## WHAT NEEDS TO BE DONE
Write the material out again exactly.

## MATERIALS PROVIDED

start

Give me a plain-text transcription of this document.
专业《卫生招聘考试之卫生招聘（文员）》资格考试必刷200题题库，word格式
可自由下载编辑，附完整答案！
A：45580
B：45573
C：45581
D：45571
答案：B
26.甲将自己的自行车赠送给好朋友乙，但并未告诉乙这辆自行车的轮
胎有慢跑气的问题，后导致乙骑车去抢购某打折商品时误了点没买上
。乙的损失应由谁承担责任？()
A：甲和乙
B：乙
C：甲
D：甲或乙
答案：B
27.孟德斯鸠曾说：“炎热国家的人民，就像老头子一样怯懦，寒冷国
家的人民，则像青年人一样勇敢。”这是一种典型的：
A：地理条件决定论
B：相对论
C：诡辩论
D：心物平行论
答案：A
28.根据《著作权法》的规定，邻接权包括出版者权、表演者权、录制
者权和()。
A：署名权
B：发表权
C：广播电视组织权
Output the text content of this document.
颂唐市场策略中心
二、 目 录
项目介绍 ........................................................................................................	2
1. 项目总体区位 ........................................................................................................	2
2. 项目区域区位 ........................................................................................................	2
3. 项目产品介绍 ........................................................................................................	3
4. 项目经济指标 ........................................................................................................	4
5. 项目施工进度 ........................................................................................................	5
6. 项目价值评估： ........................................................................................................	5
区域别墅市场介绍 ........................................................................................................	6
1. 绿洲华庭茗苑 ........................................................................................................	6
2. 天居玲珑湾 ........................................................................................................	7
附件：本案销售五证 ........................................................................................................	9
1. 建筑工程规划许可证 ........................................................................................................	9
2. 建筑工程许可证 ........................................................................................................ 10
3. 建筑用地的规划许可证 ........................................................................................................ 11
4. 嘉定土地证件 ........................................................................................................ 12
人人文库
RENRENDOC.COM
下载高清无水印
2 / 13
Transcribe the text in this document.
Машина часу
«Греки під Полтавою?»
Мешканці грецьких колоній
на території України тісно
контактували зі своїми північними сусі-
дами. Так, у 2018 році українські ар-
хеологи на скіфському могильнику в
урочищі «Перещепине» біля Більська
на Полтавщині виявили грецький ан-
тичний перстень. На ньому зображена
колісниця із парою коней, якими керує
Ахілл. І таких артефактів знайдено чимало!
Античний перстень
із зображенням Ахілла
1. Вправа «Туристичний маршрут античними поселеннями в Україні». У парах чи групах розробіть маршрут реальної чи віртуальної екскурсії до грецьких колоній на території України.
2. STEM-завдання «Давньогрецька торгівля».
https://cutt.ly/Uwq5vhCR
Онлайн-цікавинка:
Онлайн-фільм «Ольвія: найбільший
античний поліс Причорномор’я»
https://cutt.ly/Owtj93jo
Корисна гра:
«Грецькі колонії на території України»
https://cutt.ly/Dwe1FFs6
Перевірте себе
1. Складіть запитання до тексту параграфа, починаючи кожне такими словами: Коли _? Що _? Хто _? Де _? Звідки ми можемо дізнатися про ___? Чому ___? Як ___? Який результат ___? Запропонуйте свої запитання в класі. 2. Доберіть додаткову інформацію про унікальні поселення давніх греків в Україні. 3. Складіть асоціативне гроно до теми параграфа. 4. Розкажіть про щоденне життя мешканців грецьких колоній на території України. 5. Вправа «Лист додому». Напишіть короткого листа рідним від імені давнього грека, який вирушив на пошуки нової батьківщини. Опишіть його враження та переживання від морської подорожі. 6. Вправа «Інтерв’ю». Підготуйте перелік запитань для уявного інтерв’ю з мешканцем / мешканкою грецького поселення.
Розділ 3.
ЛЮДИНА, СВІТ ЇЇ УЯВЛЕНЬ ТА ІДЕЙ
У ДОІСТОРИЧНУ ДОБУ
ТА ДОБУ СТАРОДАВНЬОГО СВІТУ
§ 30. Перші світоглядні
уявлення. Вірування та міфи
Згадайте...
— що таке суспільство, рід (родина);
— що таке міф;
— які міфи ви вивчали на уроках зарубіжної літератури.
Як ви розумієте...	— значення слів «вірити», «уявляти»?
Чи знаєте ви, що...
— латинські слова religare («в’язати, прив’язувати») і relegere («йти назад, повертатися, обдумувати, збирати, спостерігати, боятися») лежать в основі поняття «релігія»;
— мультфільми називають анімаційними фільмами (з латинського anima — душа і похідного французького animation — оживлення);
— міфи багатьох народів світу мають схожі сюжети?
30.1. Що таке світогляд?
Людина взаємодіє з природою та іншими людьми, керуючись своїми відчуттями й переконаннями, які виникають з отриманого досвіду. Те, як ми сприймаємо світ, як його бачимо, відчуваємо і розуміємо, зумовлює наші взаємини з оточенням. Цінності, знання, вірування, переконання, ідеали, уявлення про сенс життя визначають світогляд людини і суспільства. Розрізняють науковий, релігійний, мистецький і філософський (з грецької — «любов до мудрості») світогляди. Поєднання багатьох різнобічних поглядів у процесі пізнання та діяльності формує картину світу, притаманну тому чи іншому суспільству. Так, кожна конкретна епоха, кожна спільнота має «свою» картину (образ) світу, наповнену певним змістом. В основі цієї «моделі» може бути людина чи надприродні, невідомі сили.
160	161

end

## THE COMPLETED TASK
Give me a plain-text transcription of this document.
专业《卫生招聘考试之卫生招聘（文员）》资格考试必刷200题题库，word格式
可自由下载编辑，附完整答案！
A：45580
B：45573
C：45581
D：45571
答案：B
26.甲将自己的自行车赠送给好朋友乙，但并未告诉乙这辆自行车的轮
胎有慢跑气的问题，后导致乙骑车去抢购某打折商品时误了点没买上
。乙的损失应由谁承担责任？()
A：甲和乙
B：乙
C：甲
D：甲或乙
答案：B
27.孟德斯鸠曾说：“炎热国家的人民，就像老头子一样怯懦，寒冷国
家的人民，则像青年人一样勇敢。”这是一种典型的：
A：地理条件决定论
B：相对论
C：诡辩论
D：心物平行论
答案：A
28.根据《著作权法》的规定，邻接权包括出版者权、表演者权、录制
者权和()。
A：署名权
B：发表权
C：广播电视组织权
Output the text content of this document.
颂唐市场策略中心
二、 目 录
项目介绍 ........................................................................................................	2
1. 项目总体区位 ........................................................................................................	2
2. 项目区域区位 ........................................................................................................	2
3. 项目产品介绍 ........................................................................................................	3
4. 项目经济指标 ........................................................................................................	4
5. 项目施工进度 ........................................................................................................	5
6. 项目价值评估： ........................................................................................................	5
区域别墅市场介绍 ........................................................................................................	6
1. 绿洲华庭茗苑 ........................................................................................................	6
2. 天居玲珑湾 ........................................................................................................	7
附件：本案销售五证 ........................................................................................................	9
1. 建筑工程规划许可证 ........................................................................................................	9
2. 建筑工程许可证 ........................................................................................................ 10
3. 建筑用地的规划许可证 ........................................................................................................ 11
4. 嘉定土地证件 ........................................................................................................ 12
人人文库
RENRENDOC.COM
下载高清无水印
2 / 13
Transcribe the text in this document.
Машина часу
«Греки під Полтавою?»
Мешканці грецьких колоній
на території України тісно
контактували зі своїми північними сусі-
дами. Так, у 2018 році українські ар-
хеологи на скіфському могильнику в
урочищі «Перещепине» біля Більська
на Полтавщині виявили грецький ан-
тичний перстень. На ньому зображена
колісниця із парою коней, якими керує
Ахілл. І таких артефактів знайдено чимало!
Античний перстень
із зображенням Ахілла
1. Вправа «Туристичний маршрут античними поселеннями в Україні». У парах чи групах розробіть маршрут реальної чи віртуальної екскурсії до грецьких колоній на території України.
2. STEM-завдання «Давньогрецька торгівля».
https://cutt.ly/Uwq5vhCR
Онлайн-цікавинка:
Онлайн-фільм «Ольвія: найбільший
античний поліс Причорномор’я»
https://cutt.ly/Owtj93jo
Корисна гра:
«Грецькі колонії на території України»
https://cutt.ly/Dwe1FFs6
Перевірте себе
1. Складіть запитання до тексту параграфа, починаючи кожне такими словами: Коли _? Що _? Хто _? Де _? Звідки ми можемо дізнатися про ___? Чому ___? Як ___? Який результат ___? Запропонуйте свої запитання в класі. 2. Доберіть додаткову інформацію про унікальні поселення давніх греків в Україні. 3. Складіть асоціативне гроно до теми параграфа. 4. Розкажіть про щоденне життя мешканців грецьких колоній на території України. 5. Вправа «Лист додому». Напишіть короткого листа рідним від імені давнього грека, який вирушив на пошуки нової батьківщини. Опишіть його враження та переживання від морської подорожі. 6. Вправа «Інтерв’ю». Підготуйте перелік запитань для уявного інтерв’ю з мешканцем / мешканкою грецького поселення.
Розділ 3.
ЛЮДИНА, СВІТ ЇЇ УЯВЛЕНЬ ТА ІДЕЙ
У ДОІСТОРИЧНУ ДОБУ
ТА ДОБУ СТАРОДАВНЬОГО СВІТУ
§ 30. Перші світоглядні
уявлення. Вірування та міфи
Згадайте...
— що таке суспільство, рід (родина);
— що таке міф;
— які міфи ви вивчали на уроках зарубіжної літератури.
Як ви розумієте...	— значення слів «вірити», «уявляти»?
Чи знаєте ви, що...
— латинські слова religare («в’язати, прив’язувати») і relegere («йти назад, повертатися, обдумувати, збирати, спостерігати, боятися») лежать в основі поняття «релігія»;
— мультфільми називають анімаційними фільмами (з латинського anima — душа і похідного французького animation — оживлення);
— міфи багатьох народів світу мають схожі сюжети?
30.1. Що таке світогляд?
Людина взаємодіє з природою та іншими людьми, керуючись своїми відчуттями й переконаннями, які виникають з отриманого досвіду. Те, як ми сприймаємо світ, як його бачимо, відчуваємо і розуміємо, зумовлює наші взаємини з оточенням. Цінності, знання, вірування, переконання, ідеали, уявлення про сенс життя визначають світогляд людини і суспільства. Розрізняють науковий, релігійний, мистецький і філософський (з грецької — «любов до мудрості») світогляди. Поєднання багатьох різнобічних поглядів у процесі пізнання та діяльності формує картину світу, притаманну тому чи іншому суспільству. Так, кожна конкретна епоха, кожна спільнота має «свою» картину (образ) світу, наповнену певним змістом. В основі цієї «моделі» може бути людина чи надприродні, невідомі сили.
160	161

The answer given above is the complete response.